→ **Given instruction**
Wherever the string "секторам" appears in a line, extract that line.

→ **Dataset excerpts**
----------
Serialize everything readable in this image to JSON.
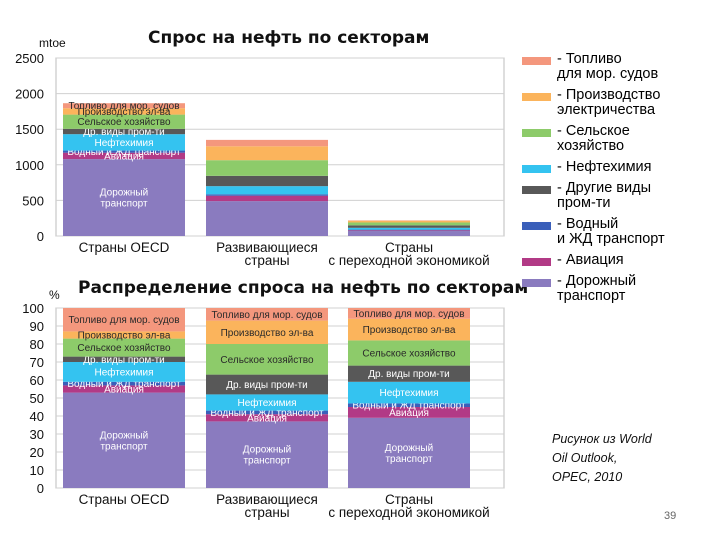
{
  "slide": {
    "page_number": "39",
    "source_note": "Рисунок из World\nOil Outlook,\nOPEC, 2010"
  },
  "legend": [
    {
      "label": "- Топливо\nдля мор. судов",
      "color": "#f4977d"
    },
    {
      "label": "- Производство\nэлектричества",
      "color": "#fbb45c"
    },
    {
      "label": "- Сельское\nхозяйство",
      "color": "#8dcb6a"
    },
    {
      "label": "- Нефтехимия",
      "color": "#34c3f0"
    },
    {
      "label": "- Другие виды\nпром-ти",
      "color": "#585858"
    },
    {
      "label": "- Водный\nи ЖД транспорт",
      "color": "#3a5fba"
    },
    {
      "label": "- Авиация",
      "color": "#b23a86"
    },
    {
      "label": "- Дорожный\nтранспорт",
      "color": "#8a7bbf"
    }
  ],
  "chart_data": [
    {
      "type": "bar",
      "stacked": true,
      "title": "Спрос на нефть по секторам",
      "ylabel": "mtoe",
      "ylim": [
        0,
        2500
      ],
      "yticks": [
        "0",
        "500",
        "1000",
        "1500",
        "2000",
        "2500"
      ],
      "categories": [
        "Страны OECD",
        "Развивающиеся\nстраны",
        "Страны\nс переходной экономикой"
      ],
      "grid": true,
      "series": [
        {
          "name": "Дорожный транспорт",
          "label_key": "road",
          "values": [
            1080,
            490,
            70
          ]
        },
        {
          "name": "Авиация",
          "label_key": "aviation",
          "values": [
            90,
            75,
            10
          ]
        },
        {
          "name": "Водный и ЖД транспорт",
          "label_key": "water_rail",
          "values": [
            30,
            20,
            10
          ]
        },
        {
          "name": "Нефтехимия",
          "label_key": "petrochem",
          "values": [
            230,
            115,
            25
          ]
        },
        {
          "name": "Другие виды пром-ти",
          "label_key": "other_industry",
          "values": [
            75,
            145,
            35
          ]
        },
        {
          "name": "Сельское хозяйство",
          "label_key": "agriculture",
          "values": [
            200,
            220,
            40
          ]
        },
        {
          "name": "Производство эл-ва",
          "label_key": "power",
          "values": [
            90,
            195,
            25
          ]
        },
        {
          "name": "Топливо для мор. судов",
          "label_key": "marine",
          "values": [
            70,
            90,
            5
          ]
        }
      ],
      "segment_labels": [
        {
          "road": "Дорожный\nтранспорт",
          "aviation": "Авиация",
          "water_rail": "Водный и ЖД транспорт",
          "petrochem": "Нефтехимия",
          "other_industry": "Др. виды пром-ти",
          "agriculture": "Сельское хозяйство",
          "power": "Производство эл-ва",
          "marine": "Топливо для мор. судов"
        },
        {},
        {}
      ]
    },
    {
      "type": "bar",
      "stacked": true,
      "title": "Распределение спроса на нефть по секторам",
      "ylabel": "%",
      "ylim": [
        0,
        100
      ],
      "yticks": [
        "0",
        "10",
        "20",
        "30",
        "40",
        "50",
        "60",
        "70",
        "80",
        "90",
        "100"
      ],
      "categories": [
        "Страны OECD",
        "Развивающиеся\nстраны",
        "Страны\nс переходной экономикой"
      ],
      "grid": true,
      "series": [
        {
          "name": "Дорожный транспорт",
          "label_key": "road",
          "values": [
            53,
            37,
            39
          ]
        },
        {
          "name": "Авиация",
          "label_key": "aviation",
          "values": [
            4,
            4,
            6
          ]
        },
        {
          "name": "Водный и ЖД транспорт",
          "label_key": "water_rail",
          "values": [
            2,
            2,
            2
          ]
        },
        {
          "name": "Нефтехимия",
          "label_key": "petrochem",
          "values": [
            11,
            9,
            12
          ]
        },
        {
          "name": "Другие виды пром-ти",
          "label_key": "other_industry",
          "values": [
            3,
            11,
            9
          ]
        },
        {
          "name": "Сельское хозяйство",
          "label_key": "agriculture",
          "values": [
            10,
            17,
            14
          ]
        },
        {
          "name": "Производство эл-ва",
          "label_key": "power",
          "values": [
            4,
            13,
            12
          ]
        },
        {
          "name": "Топливо для мор. судов",
          "label_key": "marine",
          "values": [
            13,
            7,
            6
          ]
        }
      ],
      "segment_labels": [
        {
          "road": "Дорожный\nтранспорт",
          "aviation": "Авиация",
          "water_rail": "Водный и ЖД транспорт",
          "petrochem": "Нефтехимия",
          "other_industry": "Др. виды пром-ти",
          "agriculture": "Сельское хозяйство",
          "power": "Производство эл-ва",
          "marine": "Топливо для мор. судов"
        },
        {
          "road": "Дорожный\nтранспорт",
          "aviation": "Авиация",
          "water_rail": "Водный и ЖД транспорт",
          "petrochem": "Нефтехимия",
          "other_industry": "Др. виды пром-ти",
          "agriculture": "Сельское хозяйство",
          "power": "Производство эл-ва",
          "marine": "Топливо для мор. судов"
        },
        {
          "road": "Дорожный\nтранспорт",
          "aviation": "Авиация",
          "water_rail": "Водный и ЖД транспорт",
          "petrochem": "Нефтехимия",
          "other_industry": "Др. виды пром-ти",
          "agriculture": "Сельское хозяйство",
          "power": "Производство эл-ва",
          "marine": "Топливо для мор. судов"
        }
      ]
    }
  ]
}
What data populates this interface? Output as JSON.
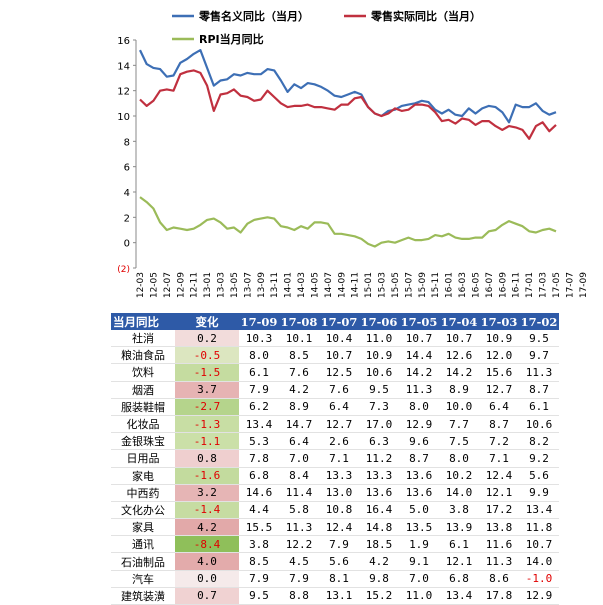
{
  "chart_data": {
    "type": "line",
    "legend": [
      {
        "name": "零售名义同比（当月）",
        "color": "#3d6fb5"
      },
      {
        "name": "零售实际同比（当月）",
        "color": "#c0303f"
      },
      {
        "name": "RPI当月同比",
        "color": "#9bbb59"
      }
    ],
    "ylim": [
      -2,
      16
    ],
    "yticks": [
      "(2)",
      "0",
      "2",
      "4",
      "6",
      "8",
      "10",
      "12",
      "14",
      "16"
    ],
    "xticks": [
      "12-03",
      "12-05",
      "12-07",
      "12-09",
      "12-11",
      "13-01",
      "13-03",
      "13-05",
      "13-07",
      "13-09",
      "13-11",
      "14-01",
      "14-03",
      "14-05",
      "14-07",
      "14-09",
      "14-11",
      "15-01",
      "15-03",
      "15-05",
      "15-07",
      "15-09",
      "15-11",
      "16-01",
      "16-03",
      "16-05",
      "16-07",
      "16-09",
      "16-11",
      "17-01",
      "17-03",
      "17-05",
      "17-07",
      "17-09"
    ],
    "x_start": "2012-03",
    "series": [
      {
        "name": "零售名义同比（当月）",
        "color": "#3d6fb5",
        "values": [
          15.2,
          14.1,
          13.8,
          13.7,
          13.1,
          13.2,
          14.2,
          14.5,
          14.9,
          15.2,
          13.8,
          12.4,
          12.8,
          12.9,
          13.3,
          13.2,
          13.4,
          13.3,
          13.3,
          13.7,
          13.6,
          12.8,
          11.9,
          12.5,
          12.2,
          12.6,
          12.5,
          12.3,
          12.0,
          11.6,
          11.5,
          11.7,
          11.9,
          11.7,
          10.7,
          10.2,
          10.0,
          10.4,
          10.5,
          10.8,
          10.9,
          11.0,
          11.2,
          11.1,
          10.5,
          10.2,
          10.5,
          10.1,
          10.0,
          10.6,
          10.2,
          10.6,
          10.8,
          10.7,
          10.3,
          9.5,
          10.9,
          10.7,
          10.7,
          11.0,
          10.4,
          10.1,
          10.3
        ]
      },
      {
        "name": "零售实际同比（当月）",
        "color": "#c0303f",
        "values": [
          11.3,
          10.8,
          11.2,
          12.0,
          12.1,
          12.0,
          13.3,
          13.5,
          13.6,
          13.4,
          12.4,
          10.4,
          11.7,
          11.8,
          12.1,
          11.6,
          11.5,
          11.2,
          11.3,
          12.0,
          11.5,
          11.0,
          10.7,
          10.8,
          10.8,
          10.9,
          10.7,
          10.7,
          10.6,
          10.5,
          10.9,
          10.9,
          11.4,
          11.5,
          10.7,
          10.2,
          10.0,
          10.2,
          10.6,
          10.4,
          10.5,
          10.9,
          10.9,
          10.8,
          10.3,
          9.6,
          9.7,
          9.4,
          9.8,
          9.7,
          9.3,
          9.6,
          9.6,
          9.2,
          8.9,
          9.2,
          9.1,
          8.9,
          8.2,
          9.2,
          9.5,
          8.8,
          9.3
        ]
      },
      {
        "name": "RPI当月同比",
        "color": "#9bbb59",
        "values": [
          3.6,
          3.2,
          2.7,
          1.6,
          1.0,
          1.2,
          1.1,
          1.0,
          1.1,
          1.4,
          1.8,
          1.9,
          1.6,
          1.1,
          1.2,
          0.8,
          1.5,
          1.8,
          1.9,
          2.0,
          1.9,
          1.3,
          1.2,
          1.0,
          1.3,
          1.1,
          1.6,
          1.6,
          1.5,
          0.7,
          0.7,
          0.6,
          0.5,
          0.3,
          -0.1,
          -0.3,
          0.0,
          0.1,
          0.0,
          0.2,
          0.4,
          0.2,
          0.2,
          0.3,
          0.6,
          0.5,
          0.7,
          0.4,
          0.3,
          0.3,
          0.4,
          0.4,
          0.9,
          1.0,
          1.4,
          1.7,
          1.5,
          1.3,
          0.9,
          0.8,
          1.0,
          1.1,
          0.9
        ]
      }
    ]
  },
  "table": {
    "headers": [
      "当月同比",
      "变化",
      "17-09",
      "17-08",
      "17-07",
      "17-06",
      "17-05",
      "17-04",
      "17-03",
      "17-02"
    ],
    "rows": [
      {
        "cat": "社消",
        "chg": "0.2",
        "chg_color": "#f2dcdb",
        "vals": [
          "10.3",
          "10.1",
          "10.4",
          "11.0",
          "10.7",
          "10.7",
          "10.9",
          "9.5"
        ]
      },
      {
        "cat": "粮油食品",
        "chg": "-0.5",
        "chg_color": "#dce6c0",
        "vals": [
          "8.0",
          "8.5",
          "10.7",
          "10.9",
          "14.4",
          "12.6",
          "12.0",
          "9.7"
        ]
      },
      {
        "cat": "饮料",
        "chg": "-1.5",
        "chg_color": "#c5dca0",
        "vals": [
          "6.1",
          "7.6",
          "12.5",
          "10.6",
          "14.2",
          "14.2",
          "15.6",
          "11.3"
        ]
      },
      {
        "cat": "烟酒",
        "chg": "3.7",
        "chg_color": "#e6b3b3",
        "vals": [
          "7.9",
          "4.2",
          "7.6",
          "9.5",
          "11.3",
          "8.9",
          "12.7",
          "8.7"
        ]
      },
      {
        "cat": "服装鞋帽",
        "chg": "-2.7",
        "chg_color": "#b5d48c",
        "vals": [
          "6.2",
          "8.9",
          "6.4",
          "7.3",
          "8.0",
          "10.0",
          "6.4",
          "6.1"
        ]
      },
      {
        "cat": "化妆品",
        "chg": "-1.3",
        "chg_color": "#c8dea4",
        "vals": [
          "13.4",
          "14.7",
          "12.7",
          "17.0",
          "12.9",
          "7.7",
          "8.7",
          "10.6"
        ]
      },
      {
        "cat": "金银珠宝",
        "chg": "-1.1",
        "chg_color": "#cbe0a8",
        "vals": [
          "5.3",
          "6.4",
          "2.6",
          "6.3",
          "9.6",
          "7.5",
          "7.2",
          "8.2"
        ]
      },
      {
        "cat": "日用品",
        "chg": "0.8",
        "chg_color": "#efcfcf",
        "vals": [
          "7.8",
          "7.0",
          "7.1",
          "11.2",
          "8.7",
          "8.0",
          "7.1",
          "9.2"
        ]
      },
      {
        "cat": "家电",
        "chg": "-1.6",
        "chg_color": "#c3db9e",
        "vals": [
          "6.8",
          "8.4",
          "13.3",
          "13.3",
          "13.6",
          "10.2",
          "12.4",
          "5.6"
        ]
      },
      {
        "cat": "中西药",
        "chg": "3.2",
        "chg_color": "#e6b5b5",
        "vals": [
          "14.6",
          "11.4",
          "13.0",
          "13.6",
          "13.6",
          "14.0",
          "12.1",
          "9.9"
        ]
      },
      {
        "cat": "文化办公",
        "chg": "-1.4",
        "chg_color": "#c6dca2",
        "vals": [
          "4.4",
          "5.8",
          "10.8",
          "16.4",
          "5.0",
          "3.8",
          "17.2",
          "13.4"
        ]
      },
      {
        "cat": "家具",
        "chg": "4.2",
        "chg_color": "#e2a9a9",
        "vals": [
          "15.5",
          "11.3",
          "12.4",
          "14.8",
          "13.5",
          "13.9",
          "13.8",
          "11.8"
        ]
      },
      {
        "cat": "通讯",
        "chg": "-8.4",
        "chg_color": "#8fbf5a",
        "vals": [
          "3.8",
          "12.2",
          "7.9",
          "18.5",
          "1.9",
          "6.1",
          "11.6",
          "10.7"
        ]
      },
      {
        "cat": "石油制品",
        "chg": "4.0",
        "chg_color": "#e3abab",
        "vals": [
          "8.5",
          "4.5",
          "5.6",
          "4.2",
          "9.1",
          "12.1",
          "11.3",
          "14.0"
        ]
      },
      {
        "cat": "汽车",
        "chg": "0.0",
        "chg_color": "#f5eaea",
        "vals": [
          "7.9",
          "7.9",
          "8.1",
          "9.8",
          "7.0",
          "6.8",
          "8.6",
          "-1.0"
        ]
      },
      {
        "cat": "建筑装潢",
        "chg": "0.7",
        "chg_color": "#f0d2d2",
        "vals": [
          "9.5",
          "8.8",
          "13.1",
          "15.2",
          "11.0",
          "13.4",
          "17.8",
          "12.9"
        ]
      }
    ]
  }
}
----------
→ **Finished answer**
      "title": "Спрос на нефть по секторам",
      "title": "Распределение спроса на нефть по секторам",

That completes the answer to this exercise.